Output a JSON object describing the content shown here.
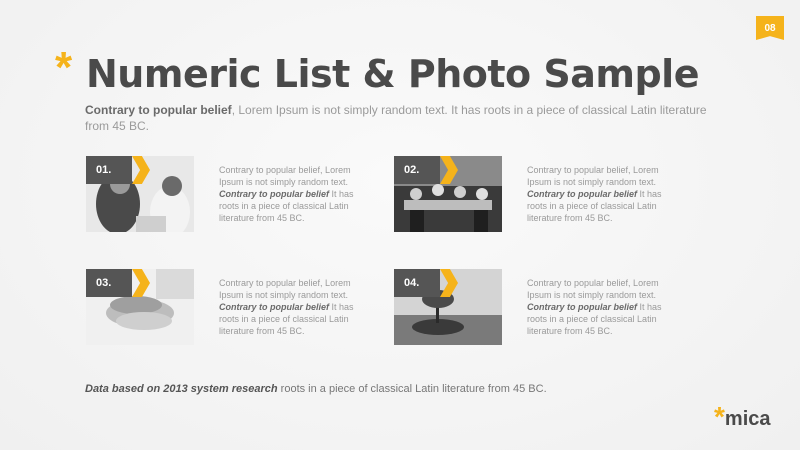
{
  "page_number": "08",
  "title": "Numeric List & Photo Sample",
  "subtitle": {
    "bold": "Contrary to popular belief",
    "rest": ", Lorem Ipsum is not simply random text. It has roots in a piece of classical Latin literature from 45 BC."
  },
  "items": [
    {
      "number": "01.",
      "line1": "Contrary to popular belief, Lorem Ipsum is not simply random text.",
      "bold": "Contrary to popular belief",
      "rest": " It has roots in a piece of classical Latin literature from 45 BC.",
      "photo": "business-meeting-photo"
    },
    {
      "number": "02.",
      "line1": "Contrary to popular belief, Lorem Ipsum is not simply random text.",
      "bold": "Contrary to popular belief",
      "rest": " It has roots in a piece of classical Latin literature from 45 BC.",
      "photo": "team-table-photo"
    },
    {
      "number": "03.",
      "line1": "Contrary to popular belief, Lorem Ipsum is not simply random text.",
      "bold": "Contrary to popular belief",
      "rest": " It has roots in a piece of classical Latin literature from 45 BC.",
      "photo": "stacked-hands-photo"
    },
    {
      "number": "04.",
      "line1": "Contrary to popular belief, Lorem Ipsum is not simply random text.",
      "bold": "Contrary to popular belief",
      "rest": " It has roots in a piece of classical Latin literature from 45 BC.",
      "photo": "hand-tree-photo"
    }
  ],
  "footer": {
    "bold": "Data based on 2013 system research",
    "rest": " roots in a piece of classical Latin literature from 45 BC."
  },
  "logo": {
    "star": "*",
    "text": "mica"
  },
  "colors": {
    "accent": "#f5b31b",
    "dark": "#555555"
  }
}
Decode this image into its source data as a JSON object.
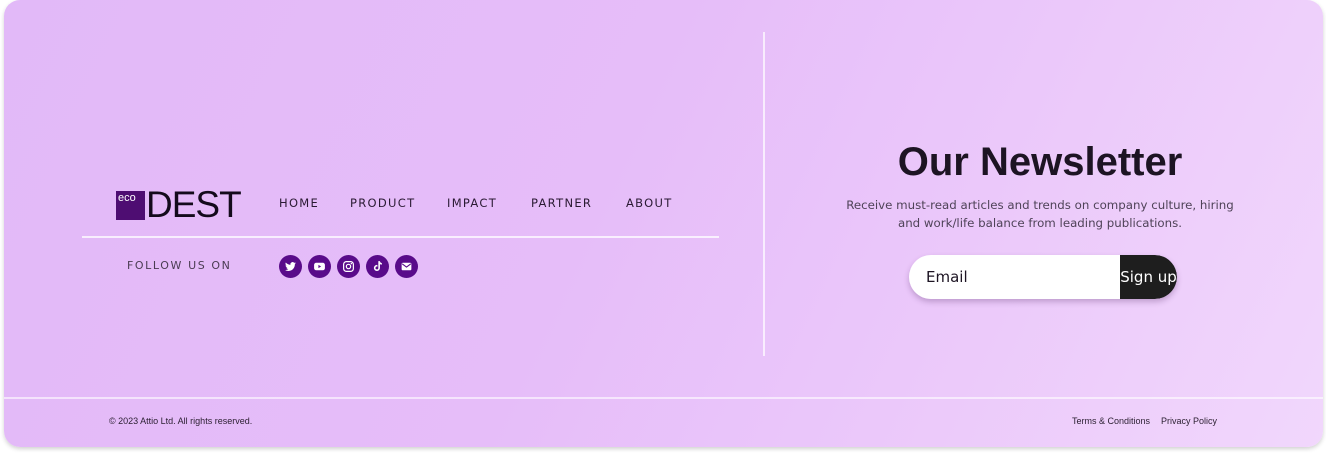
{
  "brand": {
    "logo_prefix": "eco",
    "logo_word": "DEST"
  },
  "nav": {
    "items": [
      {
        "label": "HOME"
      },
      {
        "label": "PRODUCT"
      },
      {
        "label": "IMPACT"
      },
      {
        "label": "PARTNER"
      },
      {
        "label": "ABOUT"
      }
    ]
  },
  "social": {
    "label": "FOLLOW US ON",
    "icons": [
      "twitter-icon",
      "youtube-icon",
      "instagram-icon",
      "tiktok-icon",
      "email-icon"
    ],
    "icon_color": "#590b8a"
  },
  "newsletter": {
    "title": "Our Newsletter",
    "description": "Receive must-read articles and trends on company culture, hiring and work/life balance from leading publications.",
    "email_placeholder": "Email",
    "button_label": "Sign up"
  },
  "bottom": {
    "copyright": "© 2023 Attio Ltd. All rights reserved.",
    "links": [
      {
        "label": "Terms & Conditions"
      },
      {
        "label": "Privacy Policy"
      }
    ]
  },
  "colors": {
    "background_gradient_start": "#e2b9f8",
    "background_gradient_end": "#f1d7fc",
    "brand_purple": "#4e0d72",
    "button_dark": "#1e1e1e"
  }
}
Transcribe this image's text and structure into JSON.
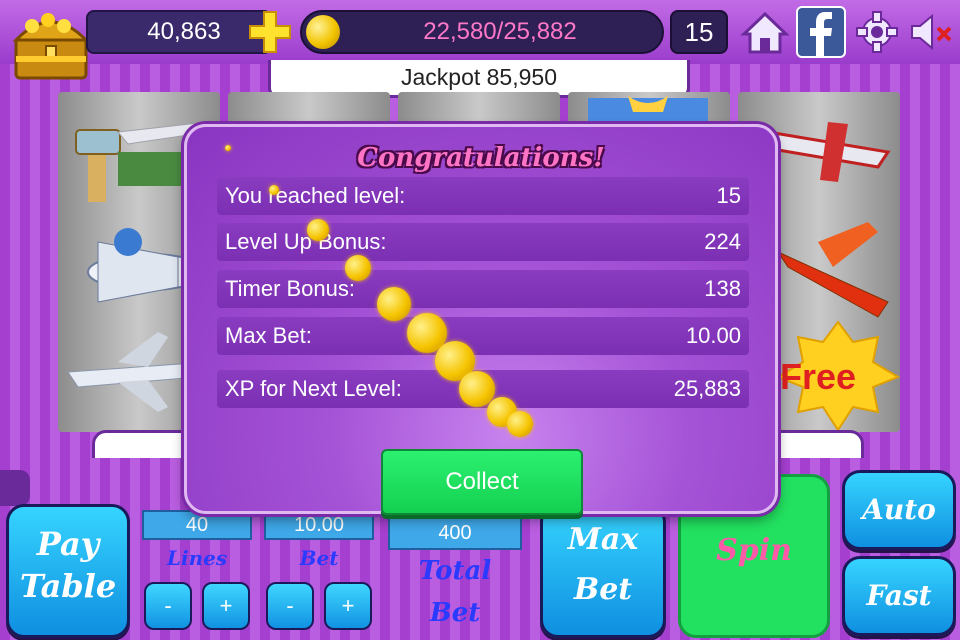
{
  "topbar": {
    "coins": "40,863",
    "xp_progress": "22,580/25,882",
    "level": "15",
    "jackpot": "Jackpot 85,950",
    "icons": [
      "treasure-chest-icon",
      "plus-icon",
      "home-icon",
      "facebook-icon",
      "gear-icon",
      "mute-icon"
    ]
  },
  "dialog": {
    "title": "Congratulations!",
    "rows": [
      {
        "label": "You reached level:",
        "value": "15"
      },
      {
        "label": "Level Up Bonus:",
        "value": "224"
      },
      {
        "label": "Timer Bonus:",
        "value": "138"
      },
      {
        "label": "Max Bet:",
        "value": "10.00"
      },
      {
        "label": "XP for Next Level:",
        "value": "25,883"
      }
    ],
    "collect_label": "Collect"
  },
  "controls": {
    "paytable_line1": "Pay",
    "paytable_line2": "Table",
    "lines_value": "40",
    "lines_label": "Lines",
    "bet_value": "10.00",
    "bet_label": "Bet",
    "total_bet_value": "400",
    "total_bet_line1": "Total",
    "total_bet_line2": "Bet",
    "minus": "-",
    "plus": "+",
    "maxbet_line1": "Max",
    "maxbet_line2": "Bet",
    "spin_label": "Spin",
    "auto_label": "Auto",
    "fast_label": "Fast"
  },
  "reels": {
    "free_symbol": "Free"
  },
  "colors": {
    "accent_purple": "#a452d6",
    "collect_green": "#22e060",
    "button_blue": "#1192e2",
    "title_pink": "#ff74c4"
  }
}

_Task statement:_ How many of the lines above hold the word "this"? Give only that number.

_Problem solution:_ 2